Brief:
Return exactly the lines of the data below, from the one that contains "What data populates" through the final line, and leave out every picture.
<<<<
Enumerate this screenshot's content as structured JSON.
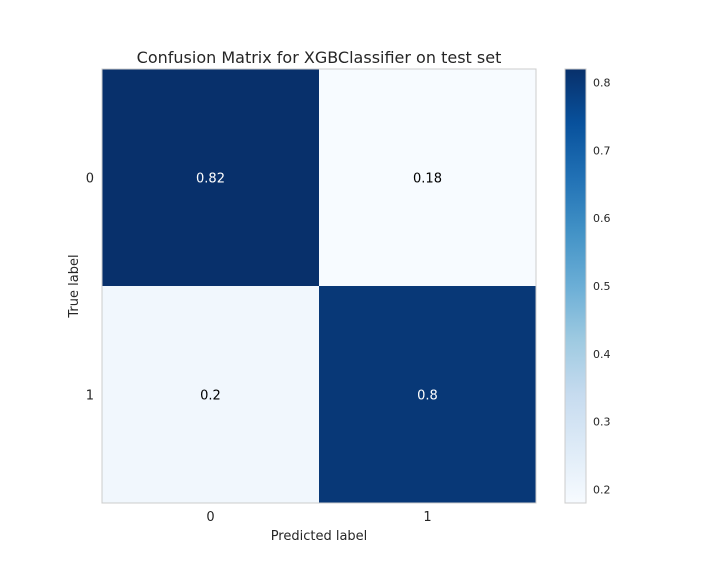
{
  "chart_data": {
    "type": "heatmap",
    "title": "Confusion Matrix for XGBClassifier on test set",
    "xlabel": "Predicted label",
    "ylabel": "True label",
    "x_categories": [
      "0",
      "1"
    ],
    "y_categories": [
      "0",
      "1"
    ],
    "values": [
      [
        0.82,
        0.18
      ],
      [
        0.2,
        0.8
      ]
    ],
    "cell_labels": [
      [
        "0.82",
        "0.18"
      ],
      [
        "0.2",
        "0.8"
      ]
    ],
    "colormap": "Blues",
    "color_range": [
      0.18,
      0.82
    ],
    "colorbar_ticks": [
      "0.8",
      "0.7",
      "0.6",
      "0.5",
      "0.4",
      "0.3",
      "0.2"
    ],
    "grid": false,
    "colors": {
      "high": "#08306b",
      "low": "#f7fbff",
      "frame": "#cccccc",
      "text_dark": "#000000",
      "text_light": "#ffffff"
    }
  }
}
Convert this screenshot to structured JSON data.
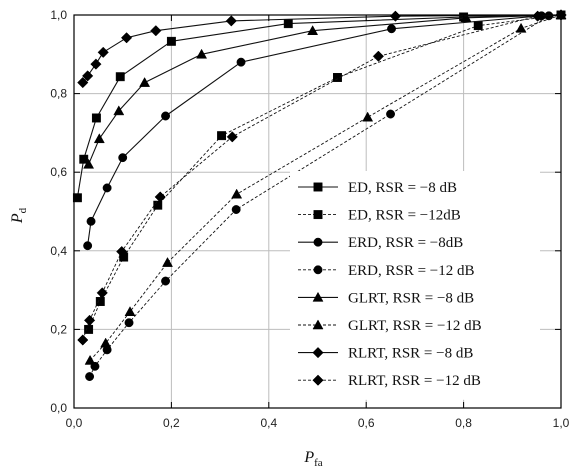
{
  "chart_data": {
    "type": "line",
    "xlabel": {
      "main": "P",
      "sub": "fa"
    },
    "ylabel": {
      "main": "P",
      "sub": "d"
    },
    "xlim": [
      0.0,
      1.0
    ],
    "ylim": [
      0.0,
      1.0
    ],
    "x_ticks": [
      0.0,
      0.2,
      0.4,
      0.6,
      0.8,
      1.0
    ],
    "y_ticks": [
      0.0,
      0.2,
      0.4,
      0.6,
      0.8,
      1.0
    ],
    "x_tick_labels": [
      "0,0",
      "0,2",
      "0,4",
      "0,6",
      "0,8",
      "1,0"
    ],
    "y_tick_labels": [
      "0,0",
      "0,2",
      "0,4",
      "0,6",
      "0,8",
      "1,0"
    ],
    "grid": true,
    "legend_position": "bottom-right",
    "series": [
      {
        "name": "ED, RSR = −8 dB",
        "marker": "square",
        "line": "solid",
        "x": [
          0.007,
          0.02,
          0.046,
          0.095,
          0.2,
          0.44,
          0.8,
          1.0
        ],
        "y": [
          0.535,
          0.633,
          0.738,
          0.843,
          0.933,
          0.978,
          0.995,
          1.0
        ]
      },
      {
        "name": "ED, RSR = −12dB",
        "marker": "square",
        "line": "dashed",
        "x": [
          0.03,
          0.054,
          0.102,
          0.172,
          0.303,
          0.541,
          0.83,
          1.0
        ],
        "y": [
          0.2,
          0.271,
          0.384,
          0.516,
          0.693,
          0.841,
          0.973,
          1.0
        ]
      },
      {
        "name": "ERD, RSR = −8dB",
        "marker": "circle",
        "line": "solid",
        "x": [
          0.028,
          0.035,
          0.068,
          0.1,
          0.188,
          0.343,
          0.652,
          0.96,
          1.0
        ],
        "y": [
          0.413,
          0.475,
          0.56,
          0.637,
          0.743,
          0.88,
          0.965,
          0.998,
          1.0
        ]
      },
      {
        "name": "ERD, RSR = −12 dB",
        "marker": "circle",
        "line": "dashed",
        "x": [
          0.032,
          0.043,
          0.068,
          0.113,
          0.188,
          0.333,
          0.65,
          0.975,
          1.0
        ],
        "y": [
          0.08,
          0.106,
          0.148,
          0.217,
          0.323,
          0.505,
          0.748,
          0.998,
          1.0
        ]
      },
      {
        "name": "GLRT, RSR = −8 dB",
        "marker": "triangle",
        "line": "solid",
        "x": [
          0.03,
          0.052,
          0.092,
          0.145,
          0.262,
          0.49,
          0.805,
          1.0
        ],
        "y": [
          0.62,
          0.685,
          0.756,
          0.828,
          0.9,
          0.96,
          0.993,
          1.0
        ]
      },
      {
        "name": "GLRT, RSR = −12 dB",
        "marker": "triangle",
        "line": "dashed",
        "x": [
          0.033,
          0.065,
          0.115,
          0.192,
          0.334,
          0.603,
          0.918,
          1.0
        ],
        "y": [
          0.121,
          0.165,
          0.245,
          0.37,
          0.544,
          0.74,
          0.966,
          1.0
        ]
      },
      {
        "name": "RLRT, RSR = −8 dB",
        "marker": "diamond",
        "line": "solid",
        "x": [
          0.018,
          0.028,
          0.045,
          0.06,
          0.108,
          0.168,
          0.323,
          0.66,
          1.0
        ],
        "y": [
          0.828,
          0.845,
          0.875,
          0.905,
          0.942,
          0.96,
          0.985,
          0.997,
          1.0
        ]
      },
      {
        "name": "RLRT, RSR = −12 dB",
        "marker": "diamond",
        "line": "dashed",
        "x": [
          0.018,
          0.032,
          0.058,
          0.098,
          0.177,
          0.325,
          0.625,
          0.952,
          1.0
        ],
        "y": [
          0.173,
          0.223,
          0.293,
          0.398,
          0.537,
          0.69,
          0.895,
          0.997,
          1.0
        ]
      }
    ]
  }
}
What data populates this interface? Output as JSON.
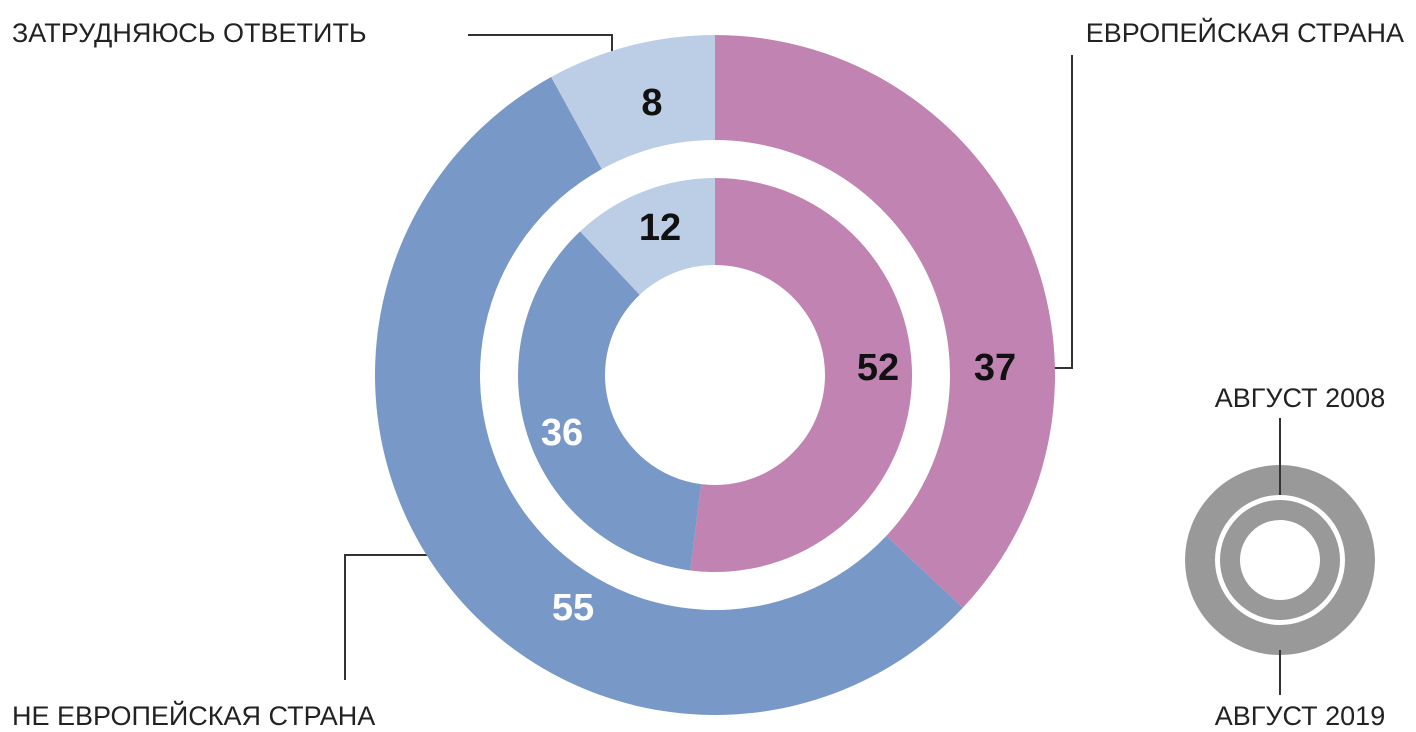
{
  "chart_data": {
    "type": "donut",
    "categories": [
      "ЕВРОПЕЙСКАЯ СТРАНА",
      "НЕ ЕВРОПЕЙСКАЯ СТРАНА",
      "ЗАТРУДНЯЮСЬ ОТВЕТИТЬ"
    ],
    "colors": [
      "#c183b1",
      "#7898c8",
      "#bccde6"
    ],
    "series": [
      {
        "name": "АВГУСТ 2019",
        "values": [
          37,
          55,
          8
        ]
      },
      {
        "name": "АВГУСТ 2008",
        "values": [
          52,
          36,
          12
        ]
      }
    ],
    "legend_color": "#999999"
  }
}
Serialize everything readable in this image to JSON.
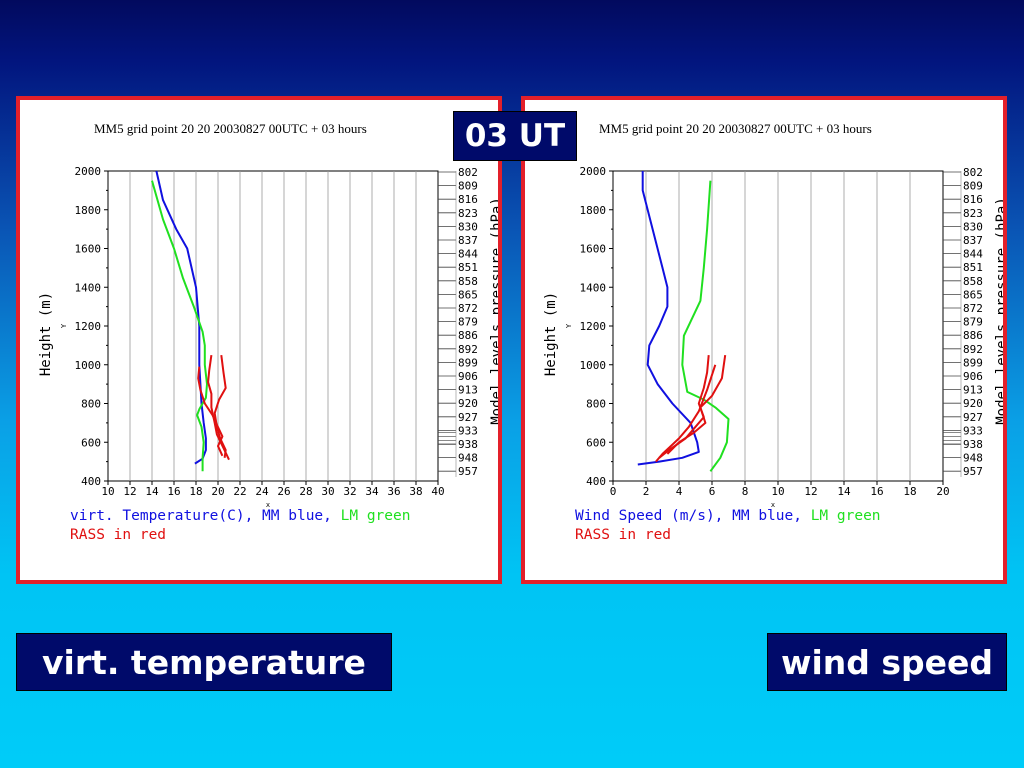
>>>>
Response for this exercise:
What data populates this interface? Output as JSON.
{
  "chart_data": {
    "type": "donut",
    "categories": [
      "ЕВРОПЕЙСКАЯ СТРАНА",
      "НЕ ЕВРОПЕЙСКАЯ СТРАНА",
      "ЗАТРУДНЯЮСЬ ОТВЕТИТЬ"
    ],
    "colors": [
      "#c183b1",
      "#7898c8",
      "#bccde6"
    ],
    "series": [
      {
        "name": "АВГУСТ 2019",
        "values": [
          37,
          55,
          8
        ]
      },
      {
        "name": "АВГУСТ 2008",
        "values": [
          52,
          36,
          12
        ]
      }
    ],
    "legend_color": "#999999"
  }
}
Serialize everything readable in this image to JSON.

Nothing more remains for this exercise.